→ **What the task requires**:
Your task is to extract every entry that follows word for word while excluding the pictures.

→ **Rows**:
— Start —

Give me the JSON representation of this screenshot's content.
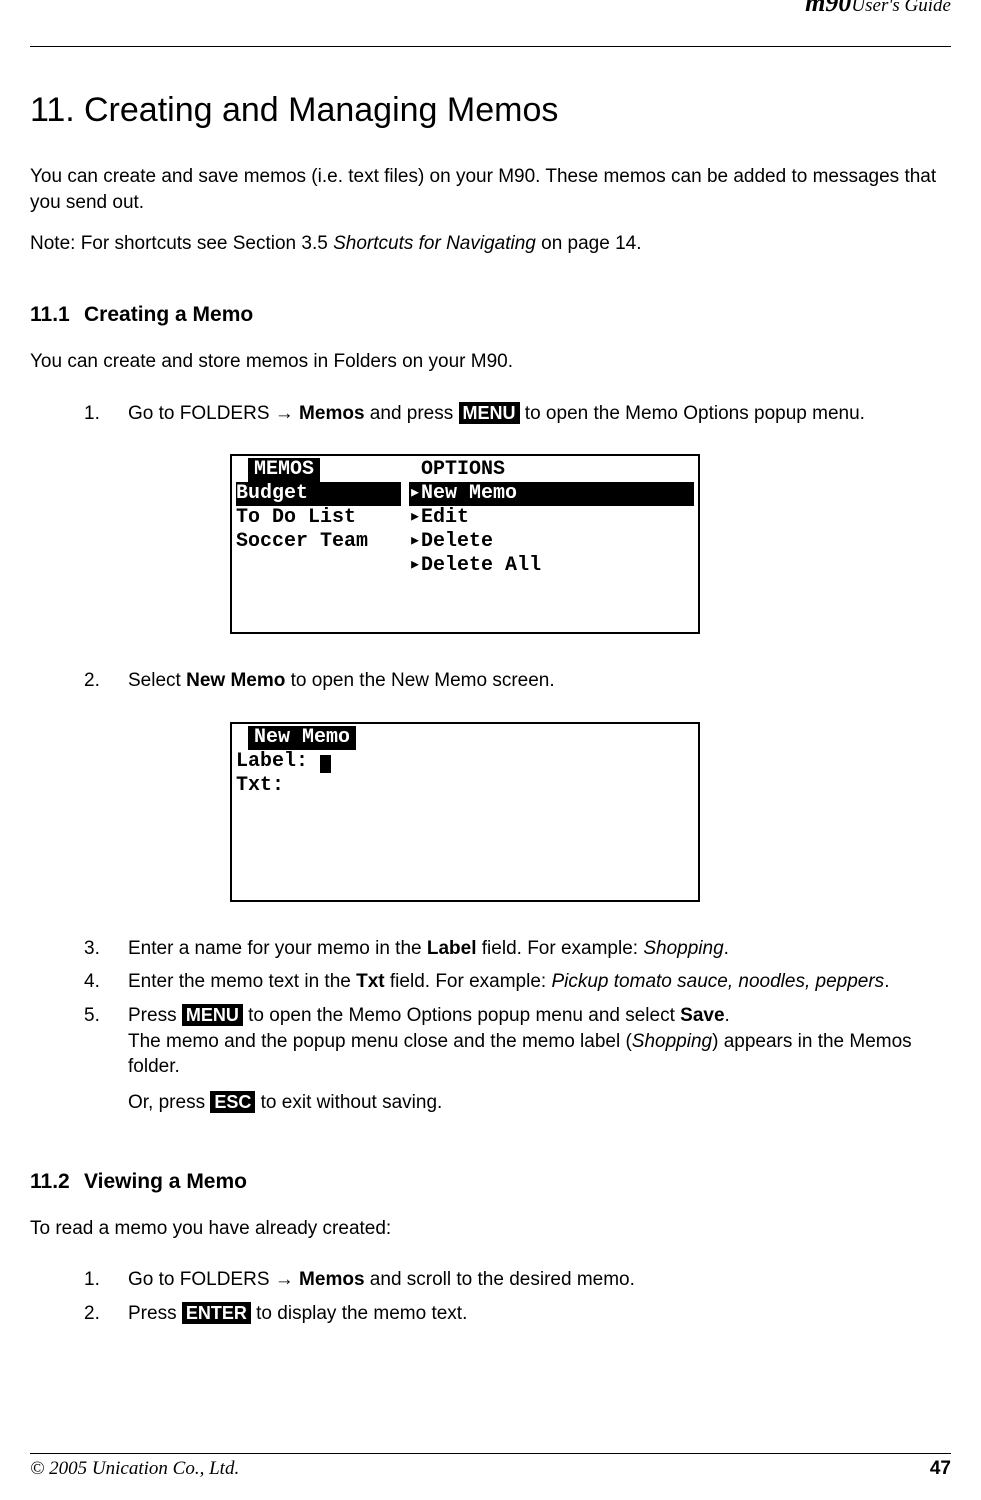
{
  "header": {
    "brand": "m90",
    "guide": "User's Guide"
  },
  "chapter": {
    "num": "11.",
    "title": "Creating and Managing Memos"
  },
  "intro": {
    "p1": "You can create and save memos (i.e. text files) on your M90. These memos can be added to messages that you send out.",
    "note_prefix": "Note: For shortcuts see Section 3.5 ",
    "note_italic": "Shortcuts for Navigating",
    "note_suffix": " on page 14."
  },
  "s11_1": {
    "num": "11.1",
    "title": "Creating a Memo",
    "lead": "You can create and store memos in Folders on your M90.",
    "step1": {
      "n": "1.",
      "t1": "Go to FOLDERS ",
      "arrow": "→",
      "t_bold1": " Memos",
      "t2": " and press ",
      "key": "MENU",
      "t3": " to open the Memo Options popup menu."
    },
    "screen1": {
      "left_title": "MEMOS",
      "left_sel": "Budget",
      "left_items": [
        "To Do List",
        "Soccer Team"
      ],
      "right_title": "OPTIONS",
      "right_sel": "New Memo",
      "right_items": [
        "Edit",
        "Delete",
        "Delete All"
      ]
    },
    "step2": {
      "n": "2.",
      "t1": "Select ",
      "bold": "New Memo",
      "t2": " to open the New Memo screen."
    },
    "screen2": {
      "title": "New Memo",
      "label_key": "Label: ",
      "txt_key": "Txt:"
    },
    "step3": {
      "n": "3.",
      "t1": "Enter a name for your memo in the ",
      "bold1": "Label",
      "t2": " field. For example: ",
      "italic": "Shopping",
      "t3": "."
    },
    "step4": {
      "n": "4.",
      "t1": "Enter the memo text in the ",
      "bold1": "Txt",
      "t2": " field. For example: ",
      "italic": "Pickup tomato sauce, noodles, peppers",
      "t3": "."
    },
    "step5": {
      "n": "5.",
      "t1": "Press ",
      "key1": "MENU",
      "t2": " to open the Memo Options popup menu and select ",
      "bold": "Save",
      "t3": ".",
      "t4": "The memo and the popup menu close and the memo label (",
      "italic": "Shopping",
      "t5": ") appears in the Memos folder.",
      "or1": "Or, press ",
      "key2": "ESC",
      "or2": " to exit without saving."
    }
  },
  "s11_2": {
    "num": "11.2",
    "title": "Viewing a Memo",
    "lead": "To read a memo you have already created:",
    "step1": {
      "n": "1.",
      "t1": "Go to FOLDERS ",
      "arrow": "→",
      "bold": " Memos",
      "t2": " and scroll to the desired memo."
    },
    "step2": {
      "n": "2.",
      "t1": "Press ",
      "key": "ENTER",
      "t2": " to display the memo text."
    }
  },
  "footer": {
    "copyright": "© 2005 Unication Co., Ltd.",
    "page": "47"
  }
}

— End —

→ **Answer to the exercise**:
Give me the JSON representation of this screenshot's content.
{
  "header": {
    "brand": "m90",
    "guide": "User's Guide"
  },
  "chapter": {
    "num": "11.",
    "title": "Creating and Managing Memos"
  },
  "intro": {
    "p1": "You can create and save memos (i.e. text files) on your M90. These memos can be added to messages that you send out.",
    "note_prefix": "Note: For shortcuts see Section 3.5 ",
    "note_italic": "Shortcuts for Navigating",
    "note_suffix": " on page 14."
  },
  "s11_1": {
    "num": "11.1",
    "title": "Creating a Memo",
    "lead": "You can create and store memos in Folders on your M90.",
    "step1": {
      "n": "1.",
      "t1": "Go to FOLDERS ",
      "arrow": "→",
      "t_bold1": " Memos",
      "t2": " and press ",
      "key": "MENU",
      "t3": " to open the Memo Options popup menu."
    },
    "screen1": {
      "left_title": "MEMOS",
      "left_sel": "Budget",
      "left_items": [
        "To Do List",
        "Soccer Team"
      ],
      "right_title": "OPTIONS",
      "right_sel": "New Memo",
      "right_items": [
        "Edit",
        "Delete",
        "Delete All"
      ]
    },
    "step2": {
      "n": "2.",
      "t1": "Select ",
      "bold": "New Memo",
      "t2": " to open the New Memo screen."
    },
    "screen2": {
      "title": "New Memo",
      "label_key": "Label: ",
      "txt_key": "Txt:"
    },
    "step3": {
      "n": "3.",
      "t1": "Enter a name for your memo in the ",
      "bold1": "Label",
      "t2": " field. For example: ",
      "italic": "Shopping",
      "t3": "."
    },
    "step4": {
      "n": "4.",
      "t1": "Enter the memo text in the ",
      "bold1": "Txt",
      "t2": " field. For example: ",
      "italic": "Pickup tomato sauce, noodles, peppers",
      "t3": "."
    },
    "step5": {
      "n": "5.",
      "t1": "Press ",
      "key1": "MENU",
      "t2": " to open the Memo Options popup menu and select ",
      "bold": "Save",
      "t3": ".",
      "t4": "The memo and the popup menu close and the memo label (",
      "italic": "Shopping",
      "t5": ") appears in the Memos folder.",
      "or1": "Or, press ",
      "key2": "ESC",
      "or2": " to exit without saving."
    }
  },
  "s11_2": {
    "num": "11.2",
    "title": "Viewing a Memo",
    "lead": "To read a memo you have already created:",
    "step1": {
      "n": "1.",
      "t1": "Go to FOLDERS ",
      "arrow": "→",
      "bold": " Memos",
      "t2": " and scroll to the desired memo."
    },
    "step2": {
      "n": "2.",
      "t1": "Press ",
      "key": "ENTER",
      "t2": " to display the memo text."
    }
  },
  "footer": {
    "copyright": "© 2005 Unication Co., Ltd.",
    "page": "47"
  }
}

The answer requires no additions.